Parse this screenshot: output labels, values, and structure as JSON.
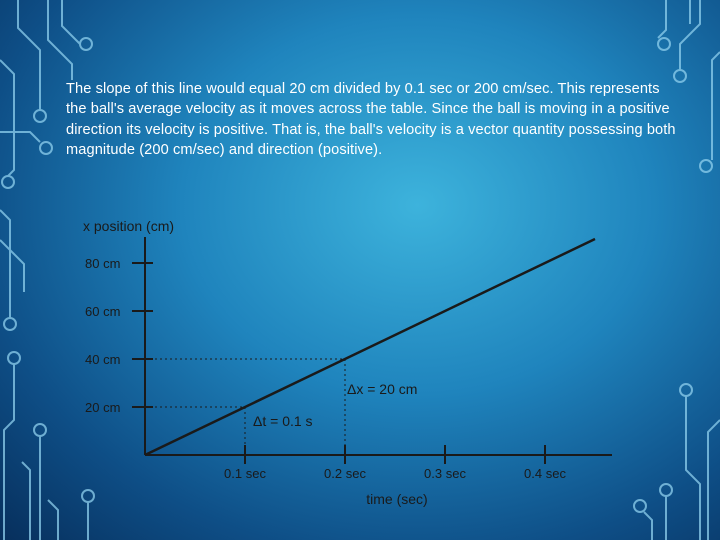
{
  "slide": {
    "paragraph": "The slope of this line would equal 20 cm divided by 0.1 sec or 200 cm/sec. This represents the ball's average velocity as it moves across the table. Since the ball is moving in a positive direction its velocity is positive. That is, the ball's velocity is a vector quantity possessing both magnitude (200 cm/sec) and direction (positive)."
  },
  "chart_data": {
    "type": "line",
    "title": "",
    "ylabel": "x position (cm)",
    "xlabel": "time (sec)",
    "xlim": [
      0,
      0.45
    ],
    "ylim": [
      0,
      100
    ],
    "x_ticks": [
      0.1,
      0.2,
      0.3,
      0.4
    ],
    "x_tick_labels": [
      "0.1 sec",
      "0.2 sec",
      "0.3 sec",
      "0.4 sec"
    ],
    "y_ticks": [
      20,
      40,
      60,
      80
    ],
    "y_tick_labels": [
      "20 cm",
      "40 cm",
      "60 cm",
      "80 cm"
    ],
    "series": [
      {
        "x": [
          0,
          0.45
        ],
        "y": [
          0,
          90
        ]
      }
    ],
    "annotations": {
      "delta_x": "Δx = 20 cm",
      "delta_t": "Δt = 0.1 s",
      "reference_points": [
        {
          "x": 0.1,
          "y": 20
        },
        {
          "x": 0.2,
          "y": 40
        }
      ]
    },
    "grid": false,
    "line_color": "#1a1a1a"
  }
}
...
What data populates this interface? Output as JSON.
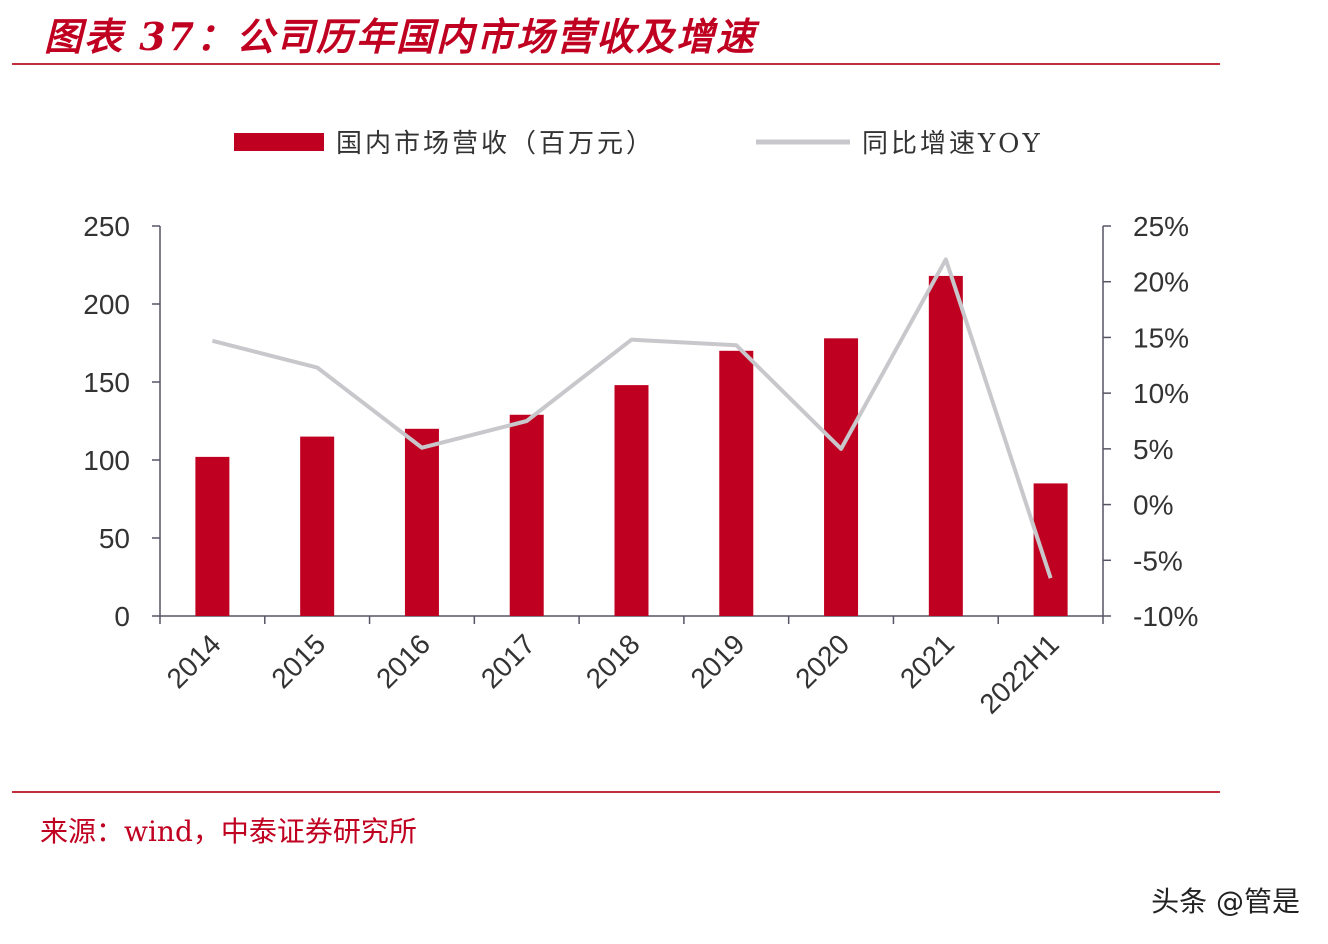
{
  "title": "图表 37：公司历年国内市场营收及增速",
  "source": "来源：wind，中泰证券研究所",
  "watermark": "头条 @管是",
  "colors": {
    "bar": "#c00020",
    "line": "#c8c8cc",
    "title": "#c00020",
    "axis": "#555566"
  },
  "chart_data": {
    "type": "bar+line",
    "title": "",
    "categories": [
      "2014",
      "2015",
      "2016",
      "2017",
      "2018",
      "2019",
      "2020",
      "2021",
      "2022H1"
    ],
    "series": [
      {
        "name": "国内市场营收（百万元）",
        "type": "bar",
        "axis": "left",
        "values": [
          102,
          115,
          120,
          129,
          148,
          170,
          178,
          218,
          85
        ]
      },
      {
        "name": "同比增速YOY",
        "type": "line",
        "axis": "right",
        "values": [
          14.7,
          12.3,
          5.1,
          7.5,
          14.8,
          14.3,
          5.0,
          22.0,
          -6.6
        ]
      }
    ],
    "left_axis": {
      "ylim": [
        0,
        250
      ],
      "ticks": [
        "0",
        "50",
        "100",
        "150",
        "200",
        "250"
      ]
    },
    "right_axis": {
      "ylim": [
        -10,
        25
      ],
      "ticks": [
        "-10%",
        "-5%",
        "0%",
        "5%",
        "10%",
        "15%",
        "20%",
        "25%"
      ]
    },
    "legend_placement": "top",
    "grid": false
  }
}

TASK OBJECTIVE » Return a copy of every line that includes the word "JSON".

RESULT »
Parse this screenshot: output labels, values, and structure as JSON.
What data populates this interface? Output as JSON.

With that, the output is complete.